TASK GOAL
Lines containing "English" are to be counted. Report the count alone.

** start SOURCE RECORDS **

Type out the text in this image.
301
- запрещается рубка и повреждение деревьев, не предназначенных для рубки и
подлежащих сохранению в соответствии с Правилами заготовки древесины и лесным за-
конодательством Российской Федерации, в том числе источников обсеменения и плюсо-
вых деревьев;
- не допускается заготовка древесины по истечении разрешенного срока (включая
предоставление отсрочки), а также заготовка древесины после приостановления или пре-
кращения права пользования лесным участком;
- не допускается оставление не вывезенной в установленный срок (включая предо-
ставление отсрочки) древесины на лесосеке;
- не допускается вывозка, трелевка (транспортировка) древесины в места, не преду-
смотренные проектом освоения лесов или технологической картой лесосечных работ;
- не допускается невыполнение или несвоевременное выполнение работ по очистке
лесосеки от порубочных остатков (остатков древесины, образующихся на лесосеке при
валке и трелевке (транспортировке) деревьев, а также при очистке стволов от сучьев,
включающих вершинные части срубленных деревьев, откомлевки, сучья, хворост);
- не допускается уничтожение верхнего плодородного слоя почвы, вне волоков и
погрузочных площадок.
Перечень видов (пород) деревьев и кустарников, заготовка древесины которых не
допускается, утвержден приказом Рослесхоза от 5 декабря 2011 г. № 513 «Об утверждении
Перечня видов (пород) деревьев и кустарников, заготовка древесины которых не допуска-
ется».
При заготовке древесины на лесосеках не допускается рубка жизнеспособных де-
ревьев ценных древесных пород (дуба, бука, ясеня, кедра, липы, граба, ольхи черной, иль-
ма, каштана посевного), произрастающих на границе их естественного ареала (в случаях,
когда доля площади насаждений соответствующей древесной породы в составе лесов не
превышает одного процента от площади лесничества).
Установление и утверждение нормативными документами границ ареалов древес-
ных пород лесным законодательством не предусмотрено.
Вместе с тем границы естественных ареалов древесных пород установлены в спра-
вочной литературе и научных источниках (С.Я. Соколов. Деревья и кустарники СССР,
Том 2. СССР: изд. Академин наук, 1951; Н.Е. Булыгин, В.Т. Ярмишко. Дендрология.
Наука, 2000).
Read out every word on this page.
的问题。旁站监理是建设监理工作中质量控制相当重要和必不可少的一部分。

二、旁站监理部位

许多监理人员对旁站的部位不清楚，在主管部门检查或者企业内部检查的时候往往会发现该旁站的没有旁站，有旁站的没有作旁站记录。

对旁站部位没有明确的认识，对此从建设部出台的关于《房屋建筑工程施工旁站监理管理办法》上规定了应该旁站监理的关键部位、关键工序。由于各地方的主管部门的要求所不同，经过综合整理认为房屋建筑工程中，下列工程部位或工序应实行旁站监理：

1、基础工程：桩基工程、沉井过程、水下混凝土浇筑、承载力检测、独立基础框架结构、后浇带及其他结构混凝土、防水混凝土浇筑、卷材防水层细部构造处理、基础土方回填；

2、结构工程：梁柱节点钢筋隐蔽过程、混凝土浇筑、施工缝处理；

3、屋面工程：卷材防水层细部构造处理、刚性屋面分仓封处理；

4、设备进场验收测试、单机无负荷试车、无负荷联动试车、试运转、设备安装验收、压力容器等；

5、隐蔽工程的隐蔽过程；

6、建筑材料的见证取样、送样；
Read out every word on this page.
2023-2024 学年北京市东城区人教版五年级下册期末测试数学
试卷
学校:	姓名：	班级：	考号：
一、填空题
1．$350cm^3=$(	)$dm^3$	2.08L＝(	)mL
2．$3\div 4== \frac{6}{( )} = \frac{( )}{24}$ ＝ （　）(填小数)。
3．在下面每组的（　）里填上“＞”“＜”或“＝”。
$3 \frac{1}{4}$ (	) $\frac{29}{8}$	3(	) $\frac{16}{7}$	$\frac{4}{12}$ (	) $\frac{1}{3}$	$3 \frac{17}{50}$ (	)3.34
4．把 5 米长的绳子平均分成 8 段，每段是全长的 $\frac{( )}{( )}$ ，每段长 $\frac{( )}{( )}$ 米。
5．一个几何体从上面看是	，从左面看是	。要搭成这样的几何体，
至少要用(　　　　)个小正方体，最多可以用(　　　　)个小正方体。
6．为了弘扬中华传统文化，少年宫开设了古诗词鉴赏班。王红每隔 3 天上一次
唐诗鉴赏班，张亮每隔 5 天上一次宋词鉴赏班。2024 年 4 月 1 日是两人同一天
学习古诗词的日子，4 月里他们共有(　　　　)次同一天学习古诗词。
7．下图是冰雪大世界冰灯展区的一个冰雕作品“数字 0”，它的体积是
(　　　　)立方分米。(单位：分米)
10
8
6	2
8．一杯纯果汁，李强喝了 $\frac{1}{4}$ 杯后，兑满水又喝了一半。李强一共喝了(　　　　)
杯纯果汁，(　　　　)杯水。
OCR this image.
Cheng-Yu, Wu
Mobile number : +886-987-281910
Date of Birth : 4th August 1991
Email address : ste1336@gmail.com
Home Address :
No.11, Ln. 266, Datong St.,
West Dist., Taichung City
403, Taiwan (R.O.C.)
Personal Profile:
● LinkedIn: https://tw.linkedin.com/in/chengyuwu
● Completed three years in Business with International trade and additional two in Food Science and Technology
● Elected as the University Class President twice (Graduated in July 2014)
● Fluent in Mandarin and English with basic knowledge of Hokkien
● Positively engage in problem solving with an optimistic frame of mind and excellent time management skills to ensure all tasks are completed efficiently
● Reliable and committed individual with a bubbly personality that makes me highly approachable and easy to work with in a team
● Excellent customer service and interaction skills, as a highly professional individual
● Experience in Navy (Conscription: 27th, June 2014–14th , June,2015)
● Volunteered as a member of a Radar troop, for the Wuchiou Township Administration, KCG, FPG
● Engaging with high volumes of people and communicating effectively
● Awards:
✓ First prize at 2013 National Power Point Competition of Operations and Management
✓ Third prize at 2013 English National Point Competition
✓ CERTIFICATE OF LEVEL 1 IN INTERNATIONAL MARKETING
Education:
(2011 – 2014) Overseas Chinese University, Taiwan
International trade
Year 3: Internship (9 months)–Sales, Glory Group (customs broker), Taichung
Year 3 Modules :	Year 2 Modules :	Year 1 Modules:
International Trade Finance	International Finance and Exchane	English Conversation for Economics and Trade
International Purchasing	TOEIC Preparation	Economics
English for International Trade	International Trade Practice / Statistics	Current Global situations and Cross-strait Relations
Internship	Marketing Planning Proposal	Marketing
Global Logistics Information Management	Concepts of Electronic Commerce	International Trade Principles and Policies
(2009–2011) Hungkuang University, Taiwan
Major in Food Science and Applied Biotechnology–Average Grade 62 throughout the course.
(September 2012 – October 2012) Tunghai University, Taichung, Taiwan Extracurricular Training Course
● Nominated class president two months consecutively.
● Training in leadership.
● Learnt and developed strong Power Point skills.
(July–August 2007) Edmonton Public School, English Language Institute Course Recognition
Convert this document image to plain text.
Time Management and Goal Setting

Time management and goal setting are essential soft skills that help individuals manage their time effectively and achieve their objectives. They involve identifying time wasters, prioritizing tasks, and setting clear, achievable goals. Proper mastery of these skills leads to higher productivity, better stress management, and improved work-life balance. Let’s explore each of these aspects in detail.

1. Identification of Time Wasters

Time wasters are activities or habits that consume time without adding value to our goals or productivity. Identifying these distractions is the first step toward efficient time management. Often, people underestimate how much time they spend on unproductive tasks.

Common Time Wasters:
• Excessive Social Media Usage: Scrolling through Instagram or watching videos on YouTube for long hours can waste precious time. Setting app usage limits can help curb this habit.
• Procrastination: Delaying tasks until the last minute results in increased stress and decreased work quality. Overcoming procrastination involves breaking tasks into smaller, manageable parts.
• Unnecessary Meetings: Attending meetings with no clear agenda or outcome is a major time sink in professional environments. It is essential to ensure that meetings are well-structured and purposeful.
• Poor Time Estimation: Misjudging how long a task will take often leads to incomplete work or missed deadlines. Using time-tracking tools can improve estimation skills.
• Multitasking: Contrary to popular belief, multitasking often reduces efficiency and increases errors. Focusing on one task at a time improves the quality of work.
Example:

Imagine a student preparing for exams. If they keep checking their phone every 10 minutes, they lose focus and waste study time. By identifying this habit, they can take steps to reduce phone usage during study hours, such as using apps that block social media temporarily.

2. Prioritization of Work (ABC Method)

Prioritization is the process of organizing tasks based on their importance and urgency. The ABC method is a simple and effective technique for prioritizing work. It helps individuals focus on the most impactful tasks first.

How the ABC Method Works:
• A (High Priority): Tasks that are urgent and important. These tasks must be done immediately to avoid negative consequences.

** end SOURCE RECORDS **

FINISHED TASK
5